Short exercise: Find each line with the word "Emission" and say how many there are, nothing else.

········

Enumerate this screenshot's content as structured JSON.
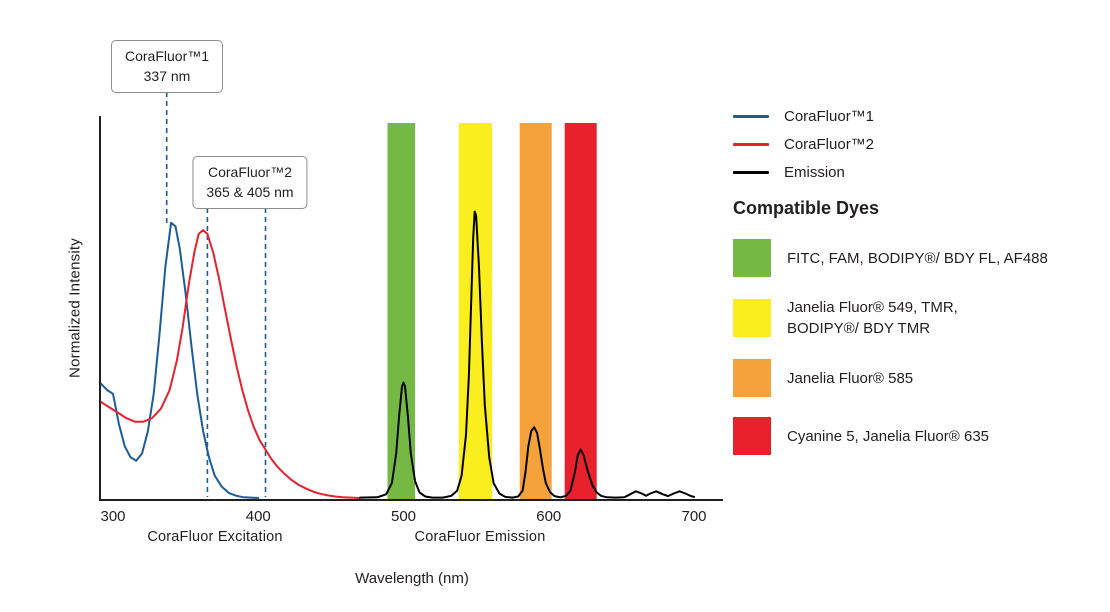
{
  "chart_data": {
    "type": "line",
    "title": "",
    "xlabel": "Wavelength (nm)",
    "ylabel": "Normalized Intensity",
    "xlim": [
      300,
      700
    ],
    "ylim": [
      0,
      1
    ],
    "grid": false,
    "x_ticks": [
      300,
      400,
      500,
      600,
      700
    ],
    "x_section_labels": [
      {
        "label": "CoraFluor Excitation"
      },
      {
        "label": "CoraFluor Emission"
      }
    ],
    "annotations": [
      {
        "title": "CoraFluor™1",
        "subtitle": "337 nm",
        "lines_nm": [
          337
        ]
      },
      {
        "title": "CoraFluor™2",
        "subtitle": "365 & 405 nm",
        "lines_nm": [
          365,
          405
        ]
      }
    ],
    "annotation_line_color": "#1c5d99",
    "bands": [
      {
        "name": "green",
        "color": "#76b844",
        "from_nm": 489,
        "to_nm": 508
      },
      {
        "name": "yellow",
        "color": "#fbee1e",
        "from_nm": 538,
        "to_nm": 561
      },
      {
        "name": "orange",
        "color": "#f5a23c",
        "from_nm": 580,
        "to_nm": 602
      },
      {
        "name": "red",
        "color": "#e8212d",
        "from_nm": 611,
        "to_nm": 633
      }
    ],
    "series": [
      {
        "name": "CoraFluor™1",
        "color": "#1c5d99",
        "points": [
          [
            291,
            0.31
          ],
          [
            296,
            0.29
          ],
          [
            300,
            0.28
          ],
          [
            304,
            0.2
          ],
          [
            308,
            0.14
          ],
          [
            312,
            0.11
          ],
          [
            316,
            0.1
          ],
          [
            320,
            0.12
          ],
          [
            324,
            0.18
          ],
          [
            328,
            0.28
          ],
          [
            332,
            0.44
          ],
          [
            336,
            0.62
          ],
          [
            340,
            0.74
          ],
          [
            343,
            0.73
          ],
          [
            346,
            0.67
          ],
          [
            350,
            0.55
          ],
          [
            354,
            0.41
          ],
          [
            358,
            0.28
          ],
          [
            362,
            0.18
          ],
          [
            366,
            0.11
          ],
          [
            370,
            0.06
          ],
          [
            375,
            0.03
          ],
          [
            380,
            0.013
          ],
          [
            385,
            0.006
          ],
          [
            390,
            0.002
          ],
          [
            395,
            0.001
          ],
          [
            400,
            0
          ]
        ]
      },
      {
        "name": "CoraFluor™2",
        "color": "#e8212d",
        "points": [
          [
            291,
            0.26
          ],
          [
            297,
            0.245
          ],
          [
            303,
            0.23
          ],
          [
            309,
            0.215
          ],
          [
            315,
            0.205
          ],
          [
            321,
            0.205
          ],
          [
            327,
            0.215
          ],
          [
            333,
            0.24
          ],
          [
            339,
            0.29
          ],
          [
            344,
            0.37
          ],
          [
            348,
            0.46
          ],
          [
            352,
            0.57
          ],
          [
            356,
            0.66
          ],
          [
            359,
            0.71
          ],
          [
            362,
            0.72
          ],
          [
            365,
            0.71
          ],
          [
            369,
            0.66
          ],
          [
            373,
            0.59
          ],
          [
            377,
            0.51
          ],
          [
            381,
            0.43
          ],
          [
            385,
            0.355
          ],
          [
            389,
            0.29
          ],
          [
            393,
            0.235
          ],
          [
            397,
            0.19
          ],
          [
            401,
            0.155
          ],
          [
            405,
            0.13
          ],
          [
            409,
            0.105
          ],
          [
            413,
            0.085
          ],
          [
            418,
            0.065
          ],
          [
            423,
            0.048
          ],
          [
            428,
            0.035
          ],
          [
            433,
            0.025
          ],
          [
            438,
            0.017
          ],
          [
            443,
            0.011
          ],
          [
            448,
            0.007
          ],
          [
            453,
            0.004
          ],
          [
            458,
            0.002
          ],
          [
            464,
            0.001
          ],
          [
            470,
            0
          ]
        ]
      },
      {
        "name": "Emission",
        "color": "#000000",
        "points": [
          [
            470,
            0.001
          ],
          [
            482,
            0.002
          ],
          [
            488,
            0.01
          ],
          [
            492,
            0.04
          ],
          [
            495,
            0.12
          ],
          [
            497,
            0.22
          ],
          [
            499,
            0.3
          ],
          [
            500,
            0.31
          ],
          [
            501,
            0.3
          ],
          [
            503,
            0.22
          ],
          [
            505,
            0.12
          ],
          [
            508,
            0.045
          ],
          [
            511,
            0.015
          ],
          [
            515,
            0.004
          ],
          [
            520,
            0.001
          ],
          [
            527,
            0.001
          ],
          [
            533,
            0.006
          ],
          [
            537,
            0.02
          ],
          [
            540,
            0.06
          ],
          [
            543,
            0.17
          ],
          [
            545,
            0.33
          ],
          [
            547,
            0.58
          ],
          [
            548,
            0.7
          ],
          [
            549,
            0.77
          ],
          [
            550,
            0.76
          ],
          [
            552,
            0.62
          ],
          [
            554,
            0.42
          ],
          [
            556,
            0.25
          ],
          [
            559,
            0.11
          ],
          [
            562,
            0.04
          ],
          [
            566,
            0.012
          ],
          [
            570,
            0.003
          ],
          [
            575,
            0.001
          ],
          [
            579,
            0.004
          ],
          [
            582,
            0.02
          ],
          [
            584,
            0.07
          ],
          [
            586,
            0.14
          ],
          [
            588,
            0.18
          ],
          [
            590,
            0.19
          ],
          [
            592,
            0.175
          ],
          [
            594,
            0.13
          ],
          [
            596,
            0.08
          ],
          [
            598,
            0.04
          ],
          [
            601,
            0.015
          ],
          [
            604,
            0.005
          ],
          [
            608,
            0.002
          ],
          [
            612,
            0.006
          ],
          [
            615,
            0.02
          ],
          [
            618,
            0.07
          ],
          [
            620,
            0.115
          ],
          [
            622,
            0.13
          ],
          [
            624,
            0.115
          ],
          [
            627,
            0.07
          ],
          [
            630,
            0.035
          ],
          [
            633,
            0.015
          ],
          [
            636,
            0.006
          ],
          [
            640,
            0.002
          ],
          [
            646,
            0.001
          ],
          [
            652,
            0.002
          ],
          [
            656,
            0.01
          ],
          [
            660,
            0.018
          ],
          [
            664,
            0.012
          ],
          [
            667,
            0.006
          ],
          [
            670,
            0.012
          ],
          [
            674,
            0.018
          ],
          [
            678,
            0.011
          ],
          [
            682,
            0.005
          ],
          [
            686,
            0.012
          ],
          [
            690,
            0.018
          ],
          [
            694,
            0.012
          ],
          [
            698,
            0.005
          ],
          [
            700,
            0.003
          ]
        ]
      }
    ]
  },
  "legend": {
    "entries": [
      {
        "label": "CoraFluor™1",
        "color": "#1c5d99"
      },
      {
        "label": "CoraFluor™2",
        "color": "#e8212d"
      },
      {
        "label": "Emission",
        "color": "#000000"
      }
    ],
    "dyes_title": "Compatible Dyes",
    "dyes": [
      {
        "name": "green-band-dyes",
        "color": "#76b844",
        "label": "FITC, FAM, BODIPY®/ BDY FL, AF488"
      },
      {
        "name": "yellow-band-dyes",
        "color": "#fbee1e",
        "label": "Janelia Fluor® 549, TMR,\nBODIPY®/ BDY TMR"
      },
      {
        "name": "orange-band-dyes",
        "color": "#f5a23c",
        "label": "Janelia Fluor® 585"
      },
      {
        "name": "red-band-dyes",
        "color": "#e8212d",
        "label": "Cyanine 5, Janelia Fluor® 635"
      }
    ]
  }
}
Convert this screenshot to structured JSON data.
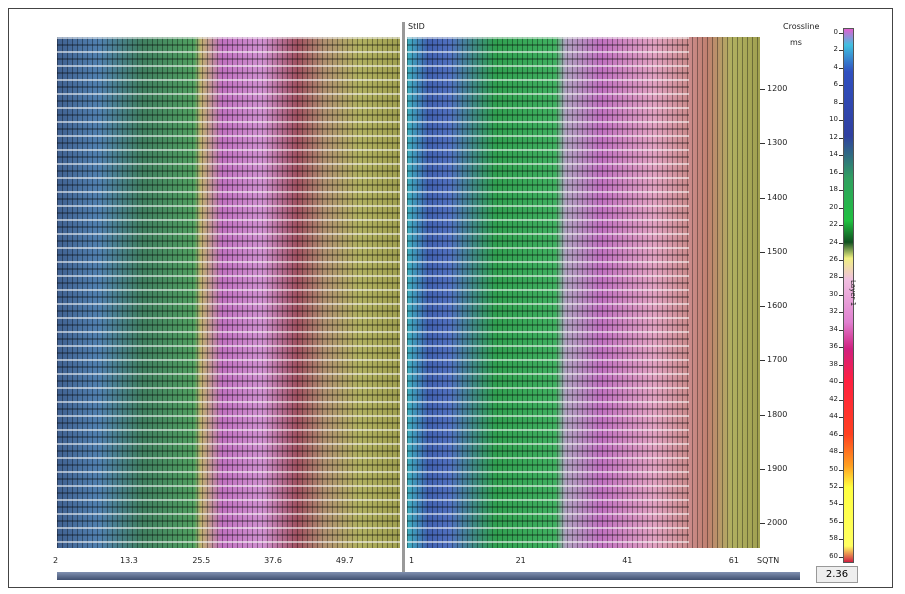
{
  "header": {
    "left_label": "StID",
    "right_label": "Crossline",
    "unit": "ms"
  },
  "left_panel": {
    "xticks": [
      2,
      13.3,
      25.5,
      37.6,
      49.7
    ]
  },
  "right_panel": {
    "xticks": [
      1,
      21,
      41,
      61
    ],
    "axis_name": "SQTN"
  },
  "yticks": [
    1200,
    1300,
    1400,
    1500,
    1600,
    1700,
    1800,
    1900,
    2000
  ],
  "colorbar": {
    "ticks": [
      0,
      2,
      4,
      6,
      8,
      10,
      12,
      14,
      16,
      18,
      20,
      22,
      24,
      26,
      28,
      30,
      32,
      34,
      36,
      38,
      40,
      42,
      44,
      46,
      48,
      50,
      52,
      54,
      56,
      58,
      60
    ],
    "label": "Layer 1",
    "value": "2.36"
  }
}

········

Exercise answer: 3